>>>>>

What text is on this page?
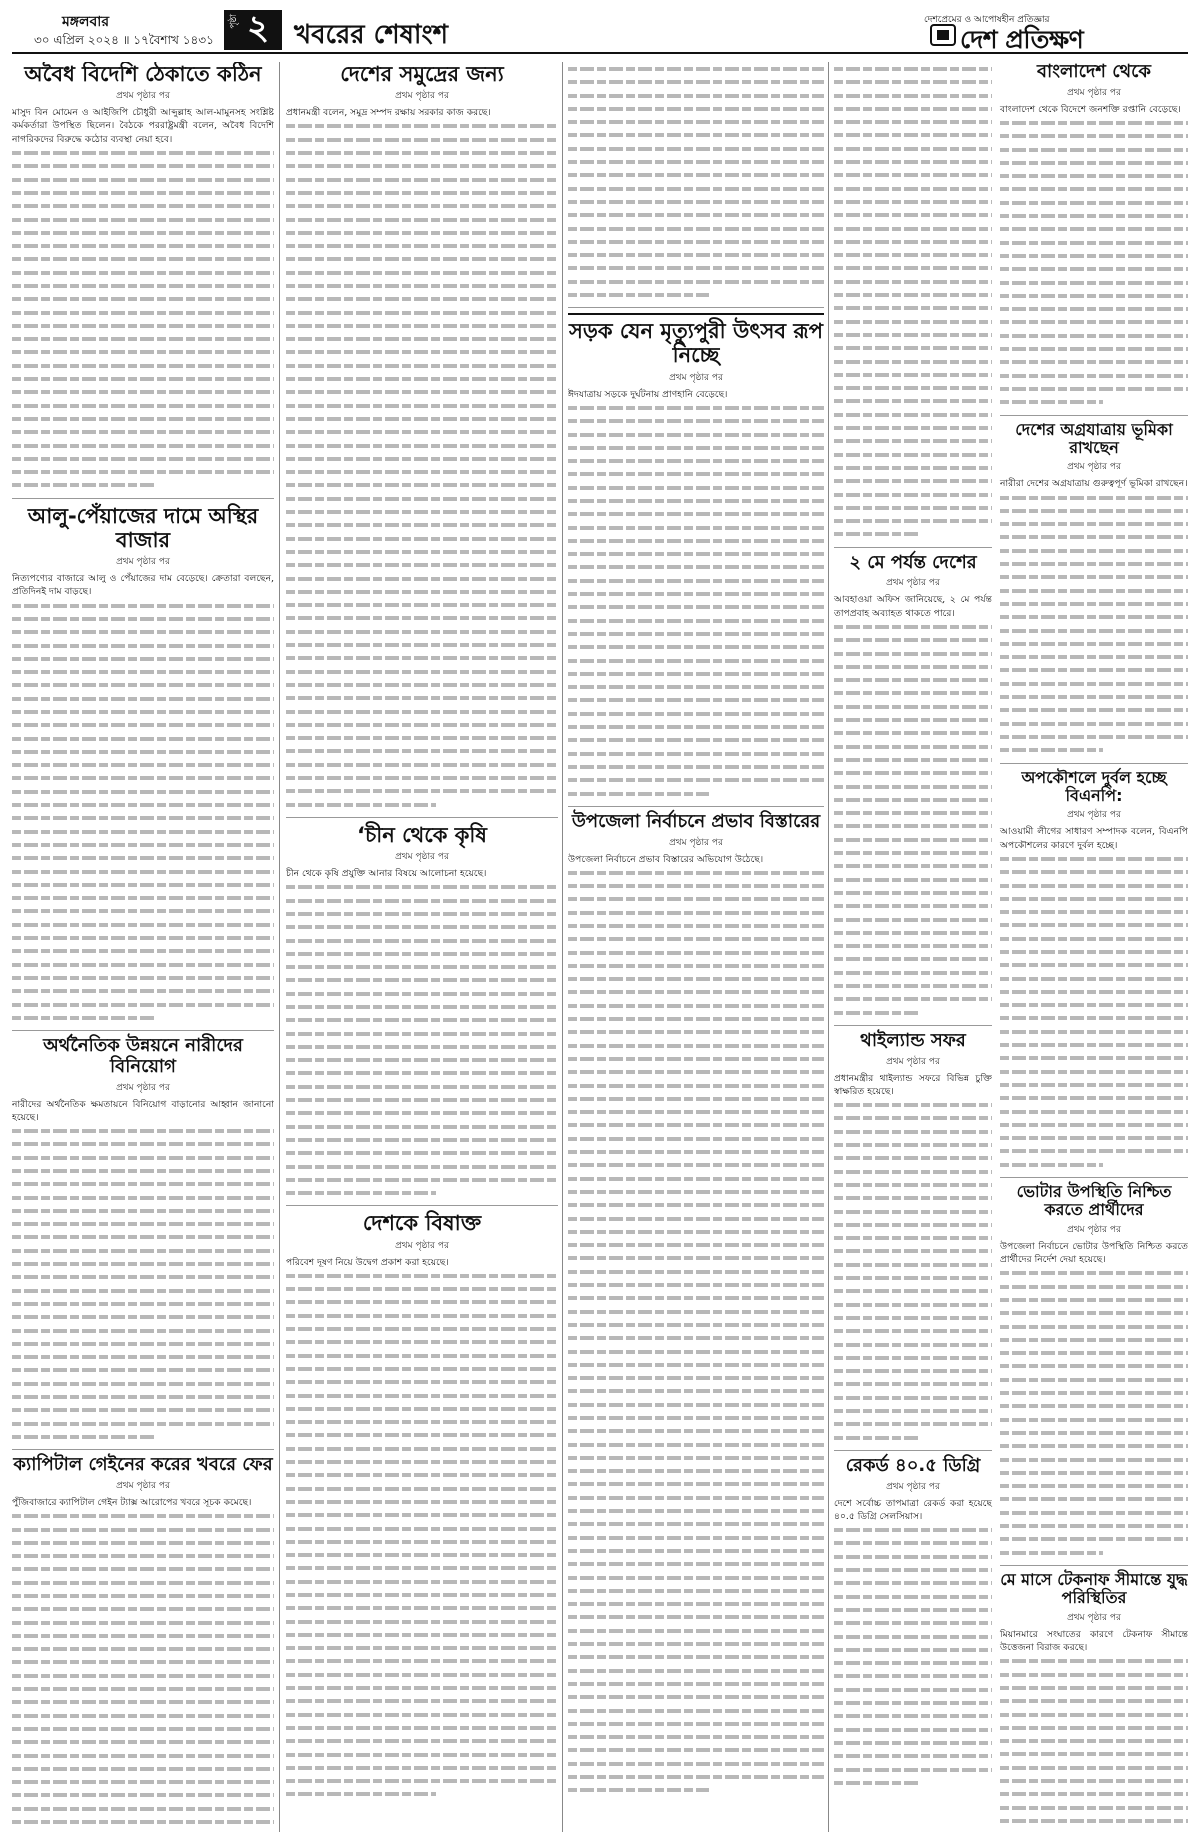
মঙ্গলবার
৩০ এপ্রিল ২০২৪ ॥ ১৭বৈশাখ ১৪৩১
পৃষ্ঠা ২ খবরের শেষাংশ	দেশপ্রেমের ও আপোষহীন প্রতিজ্ঞার
দেশ প্রতিক্ষণ
অবৈধ বিদেশি ঠেকাতে কঠিন
প্রথম পৃষ্ঠার পর
মাসুদ বিন মোমেন ও আইজিপি চৌধুরী আব্দুল্লাহ আল-মামুনসহ সংশ্লিষ্ট কর্মকর্তারা উপস্থিত ছিলেন। বৈঠকে পররাষ্ট্রমন্ত্রী বলেন, অবৈধ বিদেশি নাগরিকদের বিরুদ্ধে কঠোর ব্যবস্থা নেয়া হবে।
আলু-পেঁয়াজের দামে অস্থির বাজার
প্রথম পৃষ্ঠার পর
নিত্যপণ্যের বাজারে আলু ও পেঁয়াজের দাম বেড়েছে। ক্রেতারা বলছেন, প্রতিদিনই দাম বাড়ছে।
অর্থনৈতিক উন্নয়নে নারীদের বিনিয়োগ
প্রথম পৃষ্ঠার পর
নারীদের অর্থনৈতিক ক্ষমতায়নে বিনিয়োগ বাড়ানোর আহ্বান জানানো হয়েছে।
ক্যাপিটাল গেইনের করের খবরে ফের
প্রথম পৃষ্ঠার পর
পুঁজিবাজারে ক্যাপিটাল গেইন ট্যাক্স আরোপের খবরে সূচক কমেছে।
দেশের সমুদ্রের জন্য
প্রথম পৃষ্ঠার পর
প্রধানমন্ত্রী বলেন, সমুদ্র সম্পদ রক্ষায় সরকার কাজ করছে।
‘চীন থেকে কৃষি
প্রথম পৃষ্ঠার পর
চীন থেকে কৃষি প্রযুক্তি আনার বিষয়ে আলোচনা হয়েছে।
দেশকে বিষাক্ত
প্রথম পৃষ্ঠার পর
পরিবেশ দূষণ নিয়ে উদ্বেগ প্রকাশ করা হয়েছে।
সড়ক যেন মৃত্যুপুরী উৎসব রূপ নিচ্ছে
প্রথম পৃষ্ঠার পর
ঈদযাত্রায় সড়কে দুর্ঘটনায় প্রাণহানি বেড়েছে।
উপজেলা নির্বাচনে প্রভাব বিস্তারের
প্রথম পৃষ্ঠার পর
উপজেলা নির্বাচনে প্রভাব বিস্তারের অভিযোগ উঠেছে।
২ মে পর্যন্ত দেশের
প্রথম পৃষ্ঠার পর
আবহাওয়া অফিস জানিয়েছে, ২ মে পর্যন্ত তাপপ্রবাহ অব্যাহত থাকতে পারে।
থাইল্যান্ড সফর
প্রথম পৃষ্ঠার পর
প্রধানমন্ত্রীর থাইল্যান্ড সফরে বিভিন্ন চুক্তি স্বাক্ষরিত হয়েছে।
রেকর্ড ৪০.৫ ডিগ্রি
প্রথম পৃষ্ঠার পর
দেশে সর্বোচ্চ তাপমাত্রা রেকর্ড করা হয়েছে ৪০.৫ ডিগ্রি সেলসিয়াস।
বাংলাদেশ থেকে
প্রথম পৃষ্ঠার পর
বাংলাদেশ থেকে বিদেশে জনশক্তি রপ্তানি বেড়েছে।
দেশের অগ্রযাত্রায় ভূমিকা রাখছেন
প্রথম পৃষ্ঠার পর
নারীরা দেশের অগ্রযাত্রায় গুরুত্বপূর্ণ ভূমিকা রাখছেন।
অপকৌশলে দুর্বল হচ্ছে বিএনপি:
প্রথম পৃষ্ঠার পর
আওয়ামী লীগের সাধারণ সম্পাদক বলেন, বিএনপি অপকৌশলের কারণে দুর্বল হচ্ছে।
ভোটার উপস্থিতি নিশ্চিত করতে প্রার্থীদের
প্রথম পৃষ্ঠার পর
উপজেলা নির্বাচনে ভোটার উপস্থিতি নিশ্চিত করতে প্রার্থীদের নির্দেশ দেয়া হয়েছে।
মে মাসে টেকনাফ সীমান্তে যুদ্ধ পরিস্থিতির
প্রথম পৃষ্ঠার পর
মিয়ানমারে সংঘাতের কারণে টেকনাফ সীমান্তে উত্তেজনা বিরাজ করছে।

<<<<<

## WHAT YOU WILL DO
Every line above should be returned exactly; the pictures stay out.

## OUTPUT FOR THIS EXERCISE
What text is on this page?
মঙ্গলবার
৩০ এপ্রিল ২০২৪ ॥ ১৭বৈশাখ ১৪৩১
পৃষ্ঠা ২ খবরের শেষাংশ	দেশপ্রেমের ও আপোষহীন প্রতিজ্ঞার
দেশ প্রতিক্ষণ
অবৈধ বিদেশি ঠেকাতে কঠিন
প্রথম পৃষ্ঠার পর
মাসুদ বিন মোমেন ও আইজিপি চৌধুরী আব্দুল্লাহ আল-মামুনসহ সংশ্লিষ্ট কর্মকর্তারা উপস্থিত ছিলেন। বৈঠকে পররাষ্ট্রমন্ত্রী বলেন, অবৈধ বিদেশি নাগরিকদের বিরুদ্ধে কঠোর ব্যবস্থা নেয়া হবে।
আলু-পেঁয়াজের দামে অস্থির বাজার
প্রথম পৃষ্ঠার পর
নিত্যপণ্যের বাজারে আলু ও পেঁয়াজের দাম বেড়েছে। ক্রেতারা বলছেন, প্রতিদিনই দাম বাড়ছে।
অর্থনৈতিক উন্নয়নে নারীদের বিনিয়োগ
প্রথম পৃষ্ঠার পর
নারীদের অর্থনৈতিক ক্ষমতায়নে বিনিয়োগ বাড়ানোর আহ্বান জানানো হয়েছে।
ক্যাপিটাল গেইনের করের খবরে ফের
প্রথম পৃষ্ঠার পর
পুঁজিবাজারে ক্যাপিটাল গেইন ট্যাক্স আরোপের খবরে সূচক কমেছে।
দেশের সমুদ্রের জন্য
প্রথম পৃষ্ঠার পর
প্রধানমন্ত্রী বলেন, সমুদ্র সম্পদ রক্ষায় সরকার কাজ করছে।
‘চীন থেকে কৃষি
প্রথম পৃষ্ঠার পর
চীন থেকে কৃষি প্রযুক্তি আনার বিষয়ে আলোচনা হয়েছে।
দেশকে বিষাক্ত
প্রথম পৃষ্ঠার পর
পরিবেশ দূষণ নিয়ে উদ্বেগ প্রকাশ করা হয়েছে।
সড়ক যেন মৃত্যুপুরী উৎসব রূপ নিচ্ছে
প্রথম পৃষ্ঠার পর
ঈদযাত্রায় সড়কে দুর্ঘটনায় প্রাণহানি বেড়েছে।
উপজেলা নির্বাচনে প্রভাব বিস্তারের
প্রথম পৃষ্ঠার পর
উপজেলা নির্বাচনে প্রভাব বিস্তারের অভিযোগ উঠেছে।
২ মে পর্যন্ত দেশের
প্রথম পৃষ্ঠার পর
আবহাওয়া অফিস জানিয়েছে, ২ মে পর্যন্ত তাপপ্রবাহ অব্যাহত থাকতে পারে।
থাইল্যান্ড সফর
প্রথম পৃষ্ঠার পর
প্রধানমন্ত্রীর থাইল্যান্ড সফরে বিভিন্ন চুক্তি স্বাক্ষরিত হয়েছে।
রেকর্ড ৪০.৫ ডিগ্রি
প্রথম পৃষ্ঠার পর
দেশে সর্বোচ্চ তাপমাত্রা রেকর্ড করা হয়েছে ৪০.৫ ডিগ্রি সেলসিয়াস।
বাংলাদেশ থেকে
প্রথম পৃষ্ঠার পর
বাংলাদেশ থেকে বিদেশে জনশক্তি রপ্তানি বেড়েছে।
দেশের অগ্রযাত্রায় ভূমিকা রাখছেন
প্রথম পৃষ্ঠার পর
নারীরা দেশের অগ্রযাত্রায় গুরুত্বপূর্ণ ভূমিকা রাখছেন।
অপকৌশলে দুর্বল হচ্ছে বিএনপি:
প্রথম পৃষ্ঠার পর
আওয়ামী লীগের সাধারণ সম্পাদক বলেন, বিএনপি অপকৌশলের কারণে দুর্বল হচ্ছে।
ভোটার উপস্থিতি নিশ্চিত করতে প্রার্থীদের
প্রথম পৃষ্ঠার পর
উপজেলা নির্বাচনে ভোটার উপস্থিতি নিশ্চিত করতে প্রার্থীদের নির্দেশ দেয়া হয়েছে।
মে মাসে টেকনাফ সীমান্তে যুদ্ধ পরিস্থিতির
প্রথম পৃষ্ঠার পর
মিয়ানমারে সংঘাতের কারণে টেকনাফ সীমান্তে উত্তেজনা বিরাজ করছে।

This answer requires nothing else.